DATA SUPPLIED:
- - -
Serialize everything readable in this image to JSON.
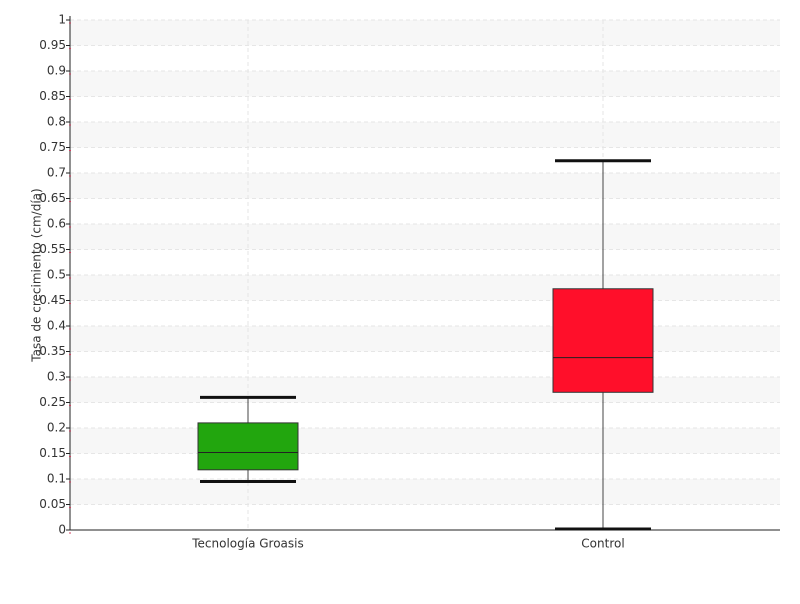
{
  "chart_data": {
    "type": "boxplot",
    "ylabel": "Tasa de crecimiento (cm/día)",
    "xlabel": "",
    "title": "",
    "ylim": [
      0,
      1
    ],
    "yticks": [
      0,
      0.05,
      0.1,
      0.15,
      0.2,
      0.25,
      0.3,
      0.35,
      0.4,
      0.45,
      0.5,
      0.55,
      0.6,
      0.65,
      0.7,
      0.75,
      0.8,
      0.85,
      0.9,
      0.95,
      1
    ],
    "ytick_labels": [
      "0",
      "0.05",
      "0.1",
      "0.15",
      "0.2",
      "0.25",
      "0.3",
      "0.35",
      "0.4",
      "0.45",
      "0.5",
      "0.55",
      "0.6",
      "0.65",
      "0.7",
      "0.75",
      "0.8",
      "0.85",
      "0.9",
      "0.95",
      "1"
    ],
    "grid": true,
    "categories": [
      "Tecnología Groasis",
      "Control"
    ],
    "boxes": [
      {
        "category": "Tecnología Groasis",
        "whisker_low": 0.095,
        "q1": 0.118,
        "median": 0.152,
        "q3": 0.21,
        "whisker_high": 0.26,
        "color": "#22a60e"
      },
      {
        "category": "Control",
        "whisker_low": 0.002,
        "q1": 0.27,
        "median": 0.338,
        "q3": 0.473,
        "whisker_high": 0.724,
        "color": "#ff0f2a"
      }
    ]
  }
}
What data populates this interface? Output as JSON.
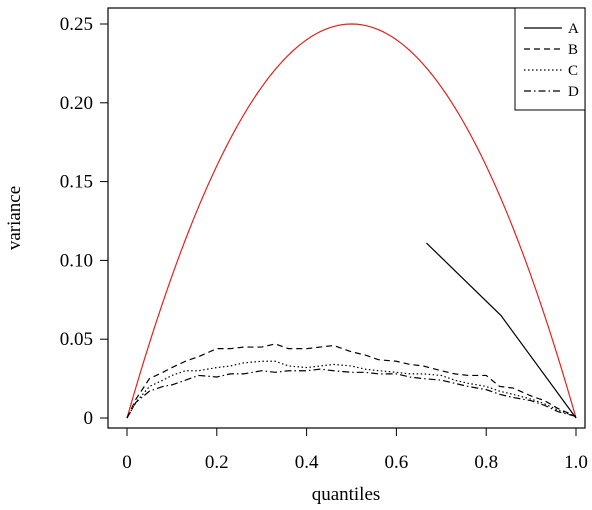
{
  "chart_data": {
    "type": "line",
    "title": "",
    "xlabel": "quantiles",
    "ylabel": "variance",
    "xlim": [
      0,
      1
    ],
    "ylim": [
      0,
      0.25
    ],
    "grid": false,
    "legend_position": "top-right",
    "xticks": [
      0,
      0.2,
      0.4,
      0.6,
      0.8,
      1.0
    ],
    "xtick_labels": [
      "0",
      "0.2",
      "0.4",
      "0.6",
      "0.8",
      "1.0"
    ],
    "yticks": [
      0,
      0.05,
      0.1,
      0.15,
      0.2,
      0.25
    ],
    "ytick_labels": [
      "0",
      "0.05",
      "0.10",
      "0.15",
      "0.20",
      "0.25"
    ],
    "reference_curve": {
      "color": "#e8201e",
      "formula": "p(1-p)",
      "x": [
        0,
        0.05,
        0.1,
        0.15,
        0.2,
        0.25,
        0.3,
        0.35,
        0.4,
        0.45,
        0.5,
        0.55,
        0.6,
        0.65,
        0.7,
        0.75,
        0.8,
        0.85,
        0.9,
        0.95,
        1.0
      ],
      "y": [
        0,
        0.0475,
        0.09,
        0.1275,
        0.16,
        0.1875,
        0.21,
        0.2275,
        0.24,
        0.2475,
        0.25,
        0.2475,
        0.24,
        0.2275,
        0.21,
        0.1875,
        0.16,
        0.1275,
        0.09,
        0.0475,
        0
      ]
    },
    "series": [
      {
        "name": "A",
        "dash": "solid",
        "x": [
          0.667,
          0.833,
          1.0
        ],
        "y": [
          0.111,
          0.065,
          0.0
        ]
      },
      {
        "name": "B",
        "dash": "dashed",
        "x": [
          0,
          0.02,
          0.05,
          0.08,
          0.1,
          0.13,
          0.16,
          0.2,
          0.23,
          0.26,
          0.3,
          0.33,
          0.36,
          0.4,
          0.43,
          0.46,
          0.5,
          0.53,
          0.56,
          0.6,
          0.63,
          0.66,
          0.7,
          0.73,
          0.76,
          0.8,
          0.83,
          0.86,
          0.9,
          0.93,
          0.96,
          1.0
        ],
        "y": [
          0,
          0.012,
          0.025,
          0.029,
          0.032,
          0.036,
          0.039,
          0.044,
          0.044,
          0.045,
          0.045,
          0.047,
          0.044,
          0.044,
          0.045,
          0.046,
          0.042,
          0.04,
          0.037,
          0.036,
          0.034,
          0.033,
          0.03,
          0.028,
          0.027,
          0.027,
          0.02,
          0.019,
          0.014,
          0.011,
          0.006,
          0.001
        ]
      },
      {
        "name": "C",
        "dash": "dotted",
        "x": [
          0,
          0.02,
          0.05,
          0.08,
          0.1,
          0.13,
          0.16,
          0.2,
          0.23,
          0.26,
          0.3,
          0.33,
          0.36,
          0.4,
          0.43,
          0.46,
          0.5,
          0.53,
          0.56,
          0.6,
          0.63,
          0.66,
          0.7,
          0.73,
          0.76,
          0.8,
          0.83,
          0.86,
          0.9,
          0.93,
          0.96,
          1.0
        ],
        "y": [
          0,
          0.01,
          0.02,
          0.024,
          0.027,
          0.03,
          0.03,
          0.032,
          0.033,
          0.035,
          0.036,
          0.036,
          0.033,
          0.032,
          0.033,
          0.034,
          0.033,
          0.031,
          0.03,
          0.029,
          0.028,
          0.028,
          0.027,
          0.024,
          0.022,
          0.02,
          0.017,
          0.015,
          0.012,
          0.009,
          0.005,
          0.001
        ]
      },
      {
        "name": "D",
        "dash": "dashdot",
        "x": [
          0,
          0.02,
          0.05,
          0.08,
          0.1,
          0.13,
          0.16,
          0.2,
          0.23,
          0.26,
          0.3,
          0.33,
          0.36,
          0.4,
          0.43,
          0.46,
          0.5,
          0.53,
          0.56,
          0.6,
          0.63,
          0.66,
          0.7,
          0.73,
          0.76,
          0.8,
          0.83,
          0.86,
          0.9,
          0.93,
          0.96,
          1.0
        ],
        "y": [
          0,
          0.01,
          0.017,
          0.02,
          0.021,
          0.024,
          0.027,
          0.026,
          0.028,
          0.028,
          0.03,
          0.029,
          0.03,
          0.03,
          0.031,
          0.03,
          0.029,
          0.029,
          0.028,
          0.028,
          0.026,
          0.025,
          0.024,
          0.022,
          0.02,
          0.018,
          0.015,
          0.013,
          0.011,
          0.008,
          0.004,
          0.001
        ]
      }
    ],
    "legend": [
      {
        "label": "A",
        "dash": "solid"
      },
      {
        "label": "B",
        "dash": "dashed"
      },
      {
        "label": "C",
        "dash": "dotted"
      },
      {
        "label": "D",
        "dash": "dashdot"
      }
    ]
  }
}
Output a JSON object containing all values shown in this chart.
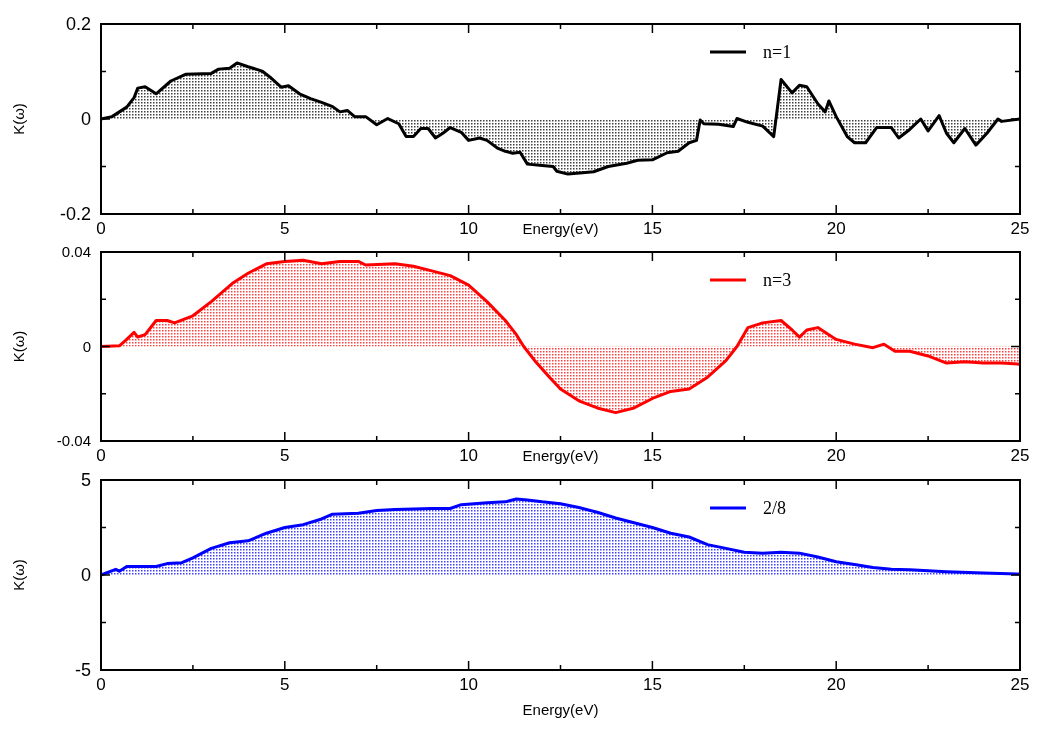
{
  "chart_data": [
    {
      "type": "area",
      "xlabel": "Energy(eV)",
      "ylabel": "K(ω)",
      "xlim": [
        0,
        25
      ],
      "xticks": [
        0,
        {
          "value": 2.5,
          "label": null
        },
        5,
        {
          "value": 7.5,
          "label": null
        },
        10,
        {
          "value": 12.5,
          "label": null
        },
        15,
        {
          "value": 17.5,
          "label": null
        },
        20,
        {
          "value": 22.5,
          "label": null
        },
        25
      ],
      "ylim": [
        -0.2,
        0.2
      ],
      "yticks": [
        -0.2,
        {
          "value": -0.1,
          "label": null
        },
        0,
        {
          "value": 0.1,
          "label": null
        },
        0.2
      ],
      "legend": "top right",
      "series": [
        {
          "name": "n=1",
          "color": "#000000",
          "x": [
            0,
            0.3,
            0.7,
            0.9,
            1.0,
            1.2,
            1.5,
            1.9,
            2.3,
            3.0,
            3.2,
            3.5,
            3.7,
            4.0,
            4.3,
            4.4,
            4.6,
            4.9,
            5.1,
            5.4,
            5.7,
            6.0,
            6.3,
            6.5,
            6.7,
            6.9,
            7.2,
            7.5,
            7.8,
            8.1,
            8.3,
            8.5,
            8.7,
            8.9,
            9.1,
            9.3,
            9.5,
            9.8,
            10.0,
            10.3,
            10.5,
            10.8,
            11.0,
            11.2,
            11.4,
            11.6,
            12.0,
            12.3,
            12.4,
            12.7,
            13.1,
            13.4,
            13.8,
            14.3,
            14.6,
            15.0,
            15.4,
            15.7,
            16.0,
            16.2,
            16.3,
            16.4,
            16.8,
            17.2,
            17.3,
            17.6,
            18.0,
            18.3,
            18.5,
            18.8,
            19.0,
            19.2,
            19.5,
            19.7,
            19.8,
            20.0,
            20.3,
            20.5,
            20.8,
            21.1,
            21.5,
            21.7,
            22.0,
            22.3,
            22.5,
            22.8,
            23.0,
            23.2,
            23.5,
            23.8,
            24.1,
            24.4,
            24.5,
            25
          ],
          "values": [
            0,
            0.005,
            0.025,
            0.045,
            0.065,
            0.068,
            0.053,
            0.08,
            0.094,
            0.096,
            0.105,
            0.107,
            0.118,
            0.11,
            0.103,
            0.1,
            0.088,
            0.067,
            0.07,
            0.053,
            0.043,
            0.035,
            0.026,
            0.015,
            0.018,
            0.005,
            0.005,
            -0.012,
            0.001,
            -0.01,
            -0.037,
            -0.037,
            -0.02,
            -0.02,
            -0.04,
            -0.03,
            -0.018,
            -0.028,
            -0.045,
            -0.04,
            -0.045,
            -0.062,
            -0.068,
            -0.072,
            -0.07,
            -0.095,
            -0.098,
            -0.1,
            -0.11,
            -0.116,
            -0.113,
            -0.111,
            -0.1,
            -0.093,
            -0.087,
            -0.086,
            -0.071,
            -0.068,
            -0.05,
            -0.045,
            -0.002,
            -0.01,
            -0.011,
            -0.016,
            0.001,
            -0.007,
            -0.015,
            -0.037,
            0.083,
            0.055,
            0.071,
            0.068,
            0.032,
            0.015,
            0.038,
            0.005,
            -0.037,
            -0.05,
            -0.05,
            -0.018,
            -0.018,
            -0.04,
            -0.022,
            0,
            -0.025,
            0.007,
            -0.03,
            -0.05,
            -0.02,
            -0.055,
            -0.03,
            0,
            -0.005,
            0
          ]
        }
      ]
    },
    {
      "type": "area",
      "xlabel": "Energy(eV)",
      "ylabel": "K(ω)",
      "xlim": [
        0,
        25
      ],
      "xticks": [
        0,
        {
          "value": 2.5,
          "label": null
        },
        5,
        {
          "value": 7.5,
          "label": null
        },
        10,
        {
          "value": 12.5,
          "label": null
        },
        15,
        {
          "value": 17.5,
          "label": null
        },
        20,
        {
          "value": 22.5,
          "label": null
        },
        25
      ],
      "ylim": [
        -0.04,
        0.04
      ],
      "yticks": [
        -0.04,
        {
          "value": -0.02,
          "label": null
        },
        0,
        {
          "value": 0.02,
          "label": null
        },
        0.04
      ],
      "legend": "top right",
      "series": [
        {
          "name": "n=3",
          "color": "#ff0000",
          "x": [
            0,
            0.5,
            0.7,
            0.9,
            1.0,
            1.2,
            1.4,
            1.5,
            1.8,
            2.0,
            2.5,
            3.0,
            3.3,
            3.6,
            4.0,
            4.5,
            5.0,
            5.5,
            6.0,
            6.5,
            7.0,
            7.2,
            8.0,
            8.5,
            9.0,
            9.5,
            10.0,
            10.5,
            11.0,
            11.3,
            11.5,
            11.8,
            12.2,
            12.5,
            13.0,
            13.5,
            14.0,
            14.5,
            15.0,
            15.5,
            16.0,
            16.5,
            17.0,
            17.3,
            17.6,
            18.0,
            18.5,
            18.8,
            19.0,
            19.2,
            19.5,
            19.8,
            20.0,
            20.5,
            21.0,
            21.3,
            21.6,
            22.0,
            22.5,
            23.0,
            23.5,
            24.0,
            24.5,
            25
          ],
          "values": [
            0,
            0.0003,
            0.003,
            0.006,
            0.004,
            0.005,
            0.009,
            0.011,
            0.011,
            0.01,
            0.013,
            0.019,
            0.023,
            0.027,
            0.031,
            0.035,
            0.036,
            0.0365,
            0.035,
            0.036,
            0.036,
            0.0345,
            0.035,
            0.034,
            0.032,
            0.03,
            0.026,
            0.019,
            0.011,
            0.005,
            0,
            -0.006,
            -0.013,
            -0.018,
            -0.023,
            -0.026,
            -0.028,
            -0.026,
            -0.022,
            -0.019,
            -0.018,
            -0.013,
            -0.006,
            0,
            0.008,
            0.01,
            0.011,
            0.007,
            0.004,
            0.007,
            0.008,
            0.005,
            0.003,
            0.001,
            -0.0005,
            0.001,
            -0.002,
            -0.002,
            -0.004,
            -0.007,
            -0.0065,
            -0.007,
            -0.007,
            -0.0075
          ]
        }
      ]
    },
    {
      "type": "area",
      "xlabel": "Energy(eV)",
      "ylabel": "K(ω)",
      "xlim": [
        0,
        25
      ],
      "xticks": [
        0,
        {
          "value": 2.5,
          "label": null
        },
        5,
        {
          "value": 7.5,
          "label": null
        },
        10,
        {
          "value": 12.5,
          "label": null
        },
        15,
        {
          "value": 17.5,
          "label": null
        },
        20,
        {
          "value": 22.5,
          "label": null
        },
        25
      ],
      "ylim": [
        -5,
        5
      ],
      "yticks": [
        -5,
        {
          "value": -2.5,
          "label": null
        },
        0,
        {
          "value": 2.5,
          "label": null
        },
        5
      ],
      "legend": "top right",
      "series": [
        {
          "name": "2/8",
          "color": "#0000ff",
          "x": [
            0,
            0.4,
            0.5,
            0.7,
            1.0,
            1.5,
            1.8,
            2.2,
            2.5,
            3.0,
            3.5,
            4.0,
            4.5,
            5.0,
            5.5,
            6.0,
            6.3,
            7.0,
            7.5,
            8.0,
            9.0,
            9.5,
            9.8,
            10.5,
            11.0,
            11.3,
            11.6,
            12.0,
            12.5,
            13.0,
            13.5,
            14.0,
            14.5,
            15.0,
            15.5,
            16.0,
            16.5,
            17.0,
            17.5,
            18.0,
            18.5,
            19.0,
            19.5,
            20.0,
            20.5,
            21.0,
            21.5,
            22.0,
            23.0,
            24.0,
            25
          ],
          "values": [
            0,
            0.3,
            0.2,
            0.45,
            0.45,
            0.45,
            0.6,
            0.65,
            0.9,
            1.4,
            1.7,
            1.8,
            2.2,
            2.5,
            2.65,
            2.95,
            3.2,
            3.25,
            3.4,
            3.45,
            3.5,
            3.5,
            3.7,
            3.8,
            3.85,
            4.0,
            3.95,
            3.85,
            3.75,
            3.55,
            3.3,
            3.0,
            2.75,
            2.5,
            2.2,
            2.0,
            1.6,
            1.4,
            1.2,
            1.15,
            1.2,
            1.15,
            0.95,
            0.7,
            0.55,
            0.4,
            0.3,
            0.28,
            0.17,
            0.1,
            0.05
          ]
        }
      ]
    }
  ]
}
- - -
BRIEF: Write out every line of the entries that holds the word "Groasis".

THE RESULT:
      "Tecnología Groasis",
        "category": "Tecnología Groasis",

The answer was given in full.